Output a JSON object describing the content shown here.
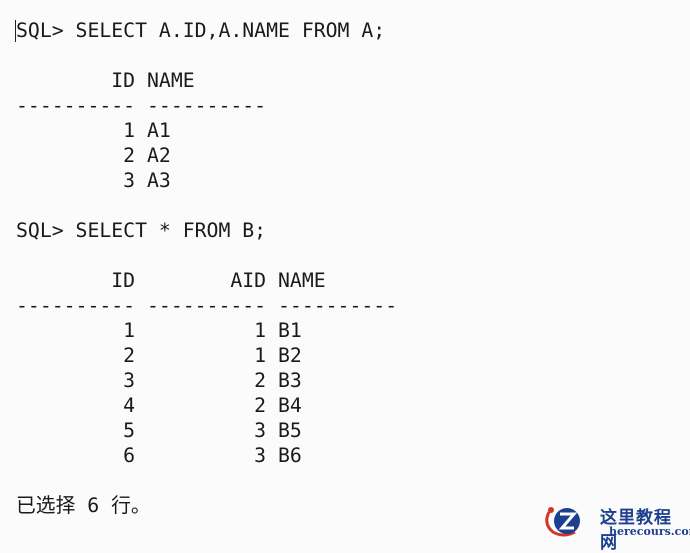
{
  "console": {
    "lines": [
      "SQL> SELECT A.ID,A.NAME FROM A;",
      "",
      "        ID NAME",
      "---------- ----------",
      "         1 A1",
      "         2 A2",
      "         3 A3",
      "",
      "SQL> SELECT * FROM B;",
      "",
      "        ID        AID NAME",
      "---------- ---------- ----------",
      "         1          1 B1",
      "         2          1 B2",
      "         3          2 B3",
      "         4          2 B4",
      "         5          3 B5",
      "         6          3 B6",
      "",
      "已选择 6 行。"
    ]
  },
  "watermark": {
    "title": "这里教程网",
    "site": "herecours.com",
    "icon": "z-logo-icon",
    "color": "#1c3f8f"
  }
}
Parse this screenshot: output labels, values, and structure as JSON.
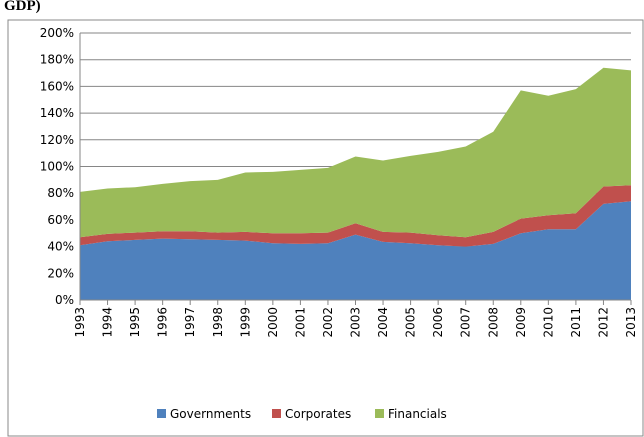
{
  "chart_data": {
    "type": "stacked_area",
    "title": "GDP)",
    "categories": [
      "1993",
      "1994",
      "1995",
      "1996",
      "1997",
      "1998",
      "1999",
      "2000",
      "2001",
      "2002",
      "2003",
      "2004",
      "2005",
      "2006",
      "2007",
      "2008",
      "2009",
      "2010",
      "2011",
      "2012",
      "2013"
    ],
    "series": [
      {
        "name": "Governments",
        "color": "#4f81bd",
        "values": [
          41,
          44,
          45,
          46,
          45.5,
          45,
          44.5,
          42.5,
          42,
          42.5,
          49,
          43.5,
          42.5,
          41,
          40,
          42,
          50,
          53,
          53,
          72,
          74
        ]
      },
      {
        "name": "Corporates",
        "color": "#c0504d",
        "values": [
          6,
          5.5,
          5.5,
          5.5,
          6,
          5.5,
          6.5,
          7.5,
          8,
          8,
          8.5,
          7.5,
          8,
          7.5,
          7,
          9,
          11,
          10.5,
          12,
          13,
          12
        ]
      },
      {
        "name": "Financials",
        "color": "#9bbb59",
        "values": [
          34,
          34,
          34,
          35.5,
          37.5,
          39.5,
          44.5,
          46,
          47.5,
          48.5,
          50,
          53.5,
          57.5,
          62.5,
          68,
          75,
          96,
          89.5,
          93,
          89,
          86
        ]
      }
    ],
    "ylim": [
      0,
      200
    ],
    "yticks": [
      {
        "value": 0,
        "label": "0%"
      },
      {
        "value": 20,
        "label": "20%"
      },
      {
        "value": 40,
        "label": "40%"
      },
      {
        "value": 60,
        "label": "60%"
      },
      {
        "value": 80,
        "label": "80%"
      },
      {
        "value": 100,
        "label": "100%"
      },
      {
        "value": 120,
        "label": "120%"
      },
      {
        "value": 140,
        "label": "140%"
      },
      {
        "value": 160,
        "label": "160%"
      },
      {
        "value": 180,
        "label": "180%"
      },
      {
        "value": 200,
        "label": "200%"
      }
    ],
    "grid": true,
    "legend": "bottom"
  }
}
==================================================
YOUR OBJECTIVE: Go through the entries above and print each one exactly, minus the pictures.

RESPONSE BELOW:
Output a JSON object describing the content shown here.
{
  "console": {
    "lines": [
      "SQL> SELECT A.ID,A.NAME FROM A;",
      "",
      "        ID NAME",
      "---------- ----------",
      "         1 A1",
      "         2 A2",
      "         3 A3",
      "",
      "SQL> SELECT * FROM B;",
      "",
      "        ID        AID NAME",
      "---------- ---------- ----------",
      "         1          1 B1",
      "         2          1 B2",
      "         3          2 B3",
      "         4          2 B4",
      "         5          3 B5",
      "         6          3 B6",
      "",
      "已选择 6 行。"
    ]
  },
  "watermark": {
    "title": "这里教程网",
    "site": "herecours.com",
    "icon": "z-logo-icon",
    "color": "#1c3f8f"
  }
}
Parse this screenshot: output labels, values, and structure as JSON.
{
  "chart_data": {
    "type": "stacked_area",
    "title": "GDP)",
    "categories": [
      "1993",
      "1994",
      "1995",
      "1996",
      "1997",
      "1998",
      "1999",
      "2000",
      "2001",
      "2002",
      "2003",
      "2004",
      "2005",
      "2006",
      "2007",
      "2008",
      "2009",
      "2010",
      "2011",
      "2012",
      "2013"
    ],
    "series": [
      {
        "name": "Governments",
        "color": "#4f81bd",
        "values": [
          41,
          44,
          45,
          46,
          45.5,
          45,
          44.5,
          42.5,
          42,
          42.5,
          49,
          43.5,
          42.5,
          41,
          40,
          42,
          50,
          53,
          53,
          72,
          74
        ]
      },
      {
        "name": "Corporates",
        "color": "#c0504d",
        "values": [
          6,
          5.5,
          5.5,
          5.5,
          6,
          5.5,
          6.5,
          7.5,
          8,
          8,
          8.5,
          7.5,
          8,
          7.5,
          7,
          9,
          11,
          10.5,
          12,
          13,
          12
        ]
      },
      {
        "name": "Financials",
        "color": "#9bbb59",
        "values": [
          34,
          34,
          34,
          35.5,
          37.5,
          39.5,
          44.5,
          46,
          47.5,
          48.5,
          50,
          53.5,
          57.5,
          62.5,
          68,
          75,
          96,
          89.5,
          93,
          89,
          86
        ]
      }
    ],
    "ylim": [
      0,
      200
    ],
    "yticks": [
      {
        "value": 0,
        "label": "0%"
      },
      {
        "value": 20,
        "label": "20%"
      },
      {
        "value": 40,
        "label": "40%"
      },
      {
        "value": 60,
        "label": "60%"
      },
      {
        "value": 80,
        "label": "80%"
      },
      {
        "value": 100,
        "label": "100%"
      },
      {
        "value": 120,
        "label": "120%"
      },
      {
        "value": 140,
        "label": "140%"
      },
      {
        "value": 160,
        "label": "160%"
      },
      {
        "value": 180,
        "label": "180%"
      },
      {
        "value": 200,
        "label": "200%"
      }
    ],
    "grid": true,
    "legend": "bottom"
  }
}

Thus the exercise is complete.